Work instructions:
Below are entries. Pull out all lines containing "with".

Records from a data collection
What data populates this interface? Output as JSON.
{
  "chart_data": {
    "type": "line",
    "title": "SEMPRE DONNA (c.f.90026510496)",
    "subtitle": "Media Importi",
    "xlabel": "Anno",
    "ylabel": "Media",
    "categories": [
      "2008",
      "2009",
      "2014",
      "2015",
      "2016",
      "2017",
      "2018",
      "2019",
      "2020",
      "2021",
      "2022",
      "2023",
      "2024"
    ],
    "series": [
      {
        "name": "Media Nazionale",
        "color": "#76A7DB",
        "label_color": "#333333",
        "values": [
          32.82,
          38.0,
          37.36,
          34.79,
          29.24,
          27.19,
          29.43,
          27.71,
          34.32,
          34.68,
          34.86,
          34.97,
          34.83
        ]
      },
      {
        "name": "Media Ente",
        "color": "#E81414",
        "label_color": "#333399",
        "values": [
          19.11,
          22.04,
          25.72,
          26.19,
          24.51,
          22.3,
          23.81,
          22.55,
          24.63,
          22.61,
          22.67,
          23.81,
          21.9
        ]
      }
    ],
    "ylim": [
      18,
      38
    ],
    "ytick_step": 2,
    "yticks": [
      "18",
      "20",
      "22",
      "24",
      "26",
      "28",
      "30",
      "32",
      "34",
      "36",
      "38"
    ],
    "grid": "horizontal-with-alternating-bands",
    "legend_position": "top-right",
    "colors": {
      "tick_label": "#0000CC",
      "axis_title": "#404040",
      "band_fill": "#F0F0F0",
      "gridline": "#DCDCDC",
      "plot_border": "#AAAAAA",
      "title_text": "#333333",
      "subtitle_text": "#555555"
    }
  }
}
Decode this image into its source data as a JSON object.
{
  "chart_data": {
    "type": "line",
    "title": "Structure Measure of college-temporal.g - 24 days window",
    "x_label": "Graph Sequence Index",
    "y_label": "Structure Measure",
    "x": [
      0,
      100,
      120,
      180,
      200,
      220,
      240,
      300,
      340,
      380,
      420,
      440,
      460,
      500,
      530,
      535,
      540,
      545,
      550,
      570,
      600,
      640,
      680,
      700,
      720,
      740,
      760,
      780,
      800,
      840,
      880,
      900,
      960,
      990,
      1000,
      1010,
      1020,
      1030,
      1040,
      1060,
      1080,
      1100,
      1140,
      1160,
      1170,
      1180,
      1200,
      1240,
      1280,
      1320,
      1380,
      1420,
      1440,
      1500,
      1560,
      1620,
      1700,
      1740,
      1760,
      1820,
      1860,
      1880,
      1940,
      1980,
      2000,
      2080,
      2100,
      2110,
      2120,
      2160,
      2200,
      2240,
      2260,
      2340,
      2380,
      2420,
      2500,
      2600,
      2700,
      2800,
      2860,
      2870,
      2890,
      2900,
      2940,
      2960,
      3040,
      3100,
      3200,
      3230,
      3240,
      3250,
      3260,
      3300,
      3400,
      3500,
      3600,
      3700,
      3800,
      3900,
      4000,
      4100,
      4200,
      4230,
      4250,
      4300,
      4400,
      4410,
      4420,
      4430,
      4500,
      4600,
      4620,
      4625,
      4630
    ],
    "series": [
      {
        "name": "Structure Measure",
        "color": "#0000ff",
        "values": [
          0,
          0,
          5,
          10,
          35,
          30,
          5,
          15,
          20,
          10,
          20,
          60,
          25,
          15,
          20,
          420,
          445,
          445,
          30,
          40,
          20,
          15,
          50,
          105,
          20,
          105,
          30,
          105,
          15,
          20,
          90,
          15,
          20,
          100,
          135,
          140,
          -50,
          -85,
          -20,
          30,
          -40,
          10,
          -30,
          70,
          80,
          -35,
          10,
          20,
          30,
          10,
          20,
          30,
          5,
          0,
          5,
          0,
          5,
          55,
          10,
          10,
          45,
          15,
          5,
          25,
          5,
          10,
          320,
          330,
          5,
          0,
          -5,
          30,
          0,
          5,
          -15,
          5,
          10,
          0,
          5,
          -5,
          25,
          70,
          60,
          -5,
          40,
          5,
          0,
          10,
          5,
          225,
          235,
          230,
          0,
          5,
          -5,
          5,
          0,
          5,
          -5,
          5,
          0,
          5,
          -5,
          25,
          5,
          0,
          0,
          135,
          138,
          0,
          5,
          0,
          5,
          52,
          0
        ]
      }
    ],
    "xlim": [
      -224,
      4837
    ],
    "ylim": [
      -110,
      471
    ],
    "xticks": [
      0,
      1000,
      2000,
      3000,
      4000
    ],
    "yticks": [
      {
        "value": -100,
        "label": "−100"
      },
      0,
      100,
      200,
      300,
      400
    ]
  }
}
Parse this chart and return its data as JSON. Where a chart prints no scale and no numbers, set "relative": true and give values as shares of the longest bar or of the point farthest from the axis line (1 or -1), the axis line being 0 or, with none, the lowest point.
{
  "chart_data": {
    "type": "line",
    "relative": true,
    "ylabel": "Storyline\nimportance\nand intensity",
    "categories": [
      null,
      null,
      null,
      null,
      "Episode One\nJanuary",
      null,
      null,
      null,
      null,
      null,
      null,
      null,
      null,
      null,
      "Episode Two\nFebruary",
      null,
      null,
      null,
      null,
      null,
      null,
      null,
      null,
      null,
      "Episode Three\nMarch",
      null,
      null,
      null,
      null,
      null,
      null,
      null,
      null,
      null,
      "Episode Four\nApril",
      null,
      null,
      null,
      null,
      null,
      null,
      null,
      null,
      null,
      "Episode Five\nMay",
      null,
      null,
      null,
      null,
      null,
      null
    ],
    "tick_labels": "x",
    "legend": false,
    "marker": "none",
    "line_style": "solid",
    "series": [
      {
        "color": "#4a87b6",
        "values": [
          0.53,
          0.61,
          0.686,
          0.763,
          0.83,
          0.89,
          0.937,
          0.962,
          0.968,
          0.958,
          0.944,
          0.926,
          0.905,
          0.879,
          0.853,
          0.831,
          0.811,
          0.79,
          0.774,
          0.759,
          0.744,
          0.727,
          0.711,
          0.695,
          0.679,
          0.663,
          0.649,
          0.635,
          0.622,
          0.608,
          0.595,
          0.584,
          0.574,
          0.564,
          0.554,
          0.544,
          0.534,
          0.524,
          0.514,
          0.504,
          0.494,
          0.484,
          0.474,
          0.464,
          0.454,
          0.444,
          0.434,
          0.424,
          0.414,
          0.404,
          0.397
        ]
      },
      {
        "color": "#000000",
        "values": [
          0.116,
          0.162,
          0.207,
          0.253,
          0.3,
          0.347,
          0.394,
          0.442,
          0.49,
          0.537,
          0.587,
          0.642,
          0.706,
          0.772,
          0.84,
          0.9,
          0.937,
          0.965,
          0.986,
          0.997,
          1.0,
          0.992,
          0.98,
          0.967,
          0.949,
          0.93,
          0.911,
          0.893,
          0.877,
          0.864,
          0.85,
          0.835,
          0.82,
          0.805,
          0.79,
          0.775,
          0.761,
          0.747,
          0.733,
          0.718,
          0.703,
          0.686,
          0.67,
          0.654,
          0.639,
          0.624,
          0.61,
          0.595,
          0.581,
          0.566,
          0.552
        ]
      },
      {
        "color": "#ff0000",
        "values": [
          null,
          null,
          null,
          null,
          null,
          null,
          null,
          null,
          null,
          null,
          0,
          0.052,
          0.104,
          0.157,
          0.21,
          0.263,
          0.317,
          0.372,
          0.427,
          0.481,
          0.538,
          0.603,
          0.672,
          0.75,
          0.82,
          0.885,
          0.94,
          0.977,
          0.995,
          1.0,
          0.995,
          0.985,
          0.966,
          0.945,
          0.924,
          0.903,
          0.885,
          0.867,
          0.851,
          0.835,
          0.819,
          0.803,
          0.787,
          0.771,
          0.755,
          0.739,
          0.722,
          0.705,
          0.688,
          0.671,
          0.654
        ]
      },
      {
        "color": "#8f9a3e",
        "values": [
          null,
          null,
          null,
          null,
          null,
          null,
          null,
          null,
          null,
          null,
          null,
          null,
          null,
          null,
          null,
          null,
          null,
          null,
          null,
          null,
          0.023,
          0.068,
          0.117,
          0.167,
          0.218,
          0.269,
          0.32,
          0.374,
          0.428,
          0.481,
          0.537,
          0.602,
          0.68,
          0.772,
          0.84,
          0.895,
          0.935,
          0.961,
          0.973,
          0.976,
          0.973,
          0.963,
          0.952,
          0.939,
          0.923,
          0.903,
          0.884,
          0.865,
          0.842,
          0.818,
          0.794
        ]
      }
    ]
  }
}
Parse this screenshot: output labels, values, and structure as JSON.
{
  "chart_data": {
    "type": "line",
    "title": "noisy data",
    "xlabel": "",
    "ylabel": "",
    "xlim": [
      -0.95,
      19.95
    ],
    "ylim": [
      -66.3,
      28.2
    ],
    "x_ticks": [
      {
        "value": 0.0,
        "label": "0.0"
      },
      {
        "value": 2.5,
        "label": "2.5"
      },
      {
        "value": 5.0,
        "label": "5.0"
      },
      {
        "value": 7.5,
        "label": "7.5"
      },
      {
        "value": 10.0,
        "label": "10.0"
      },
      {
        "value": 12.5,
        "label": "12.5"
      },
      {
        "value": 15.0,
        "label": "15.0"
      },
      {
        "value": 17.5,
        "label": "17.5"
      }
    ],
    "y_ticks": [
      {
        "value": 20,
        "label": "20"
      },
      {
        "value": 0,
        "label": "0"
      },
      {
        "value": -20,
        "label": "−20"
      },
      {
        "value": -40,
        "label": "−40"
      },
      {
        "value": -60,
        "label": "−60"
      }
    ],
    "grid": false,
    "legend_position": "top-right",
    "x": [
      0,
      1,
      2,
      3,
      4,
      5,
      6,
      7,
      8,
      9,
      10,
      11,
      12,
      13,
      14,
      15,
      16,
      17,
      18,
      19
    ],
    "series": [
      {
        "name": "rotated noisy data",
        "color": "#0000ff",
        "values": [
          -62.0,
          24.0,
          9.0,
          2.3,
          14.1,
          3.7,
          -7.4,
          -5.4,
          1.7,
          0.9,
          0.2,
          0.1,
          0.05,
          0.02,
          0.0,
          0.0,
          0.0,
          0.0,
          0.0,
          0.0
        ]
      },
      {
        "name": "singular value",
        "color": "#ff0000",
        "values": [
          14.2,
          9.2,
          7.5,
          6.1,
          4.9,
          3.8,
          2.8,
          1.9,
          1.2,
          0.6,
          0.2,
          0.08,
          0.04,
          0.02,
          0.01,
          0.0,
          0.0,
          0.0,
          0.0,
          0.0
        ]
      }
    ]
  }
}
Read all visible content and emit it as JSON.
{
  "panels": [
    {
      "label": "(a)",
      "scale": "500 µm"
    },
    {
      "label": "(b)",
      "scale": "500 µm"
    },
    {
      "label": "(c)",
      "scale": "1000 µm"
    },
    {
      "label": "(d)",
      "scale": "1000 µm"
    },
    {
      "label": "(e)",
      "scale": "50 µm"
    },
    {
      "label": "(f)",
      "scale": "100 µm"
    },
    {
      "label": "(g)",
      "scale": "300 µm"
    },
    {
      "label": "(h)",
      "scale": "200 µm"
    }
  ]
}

Task solution:
    "grid": "horizontal-with-alternating-bands",
Parse this chart and return its data as JSON. Where a chart prints no scale and no numbers, set "relative": true and give values as shares of the longest bar or of the point farthest from the axis line (1 or -1), the axis line being 0 or, with none, the lowest point.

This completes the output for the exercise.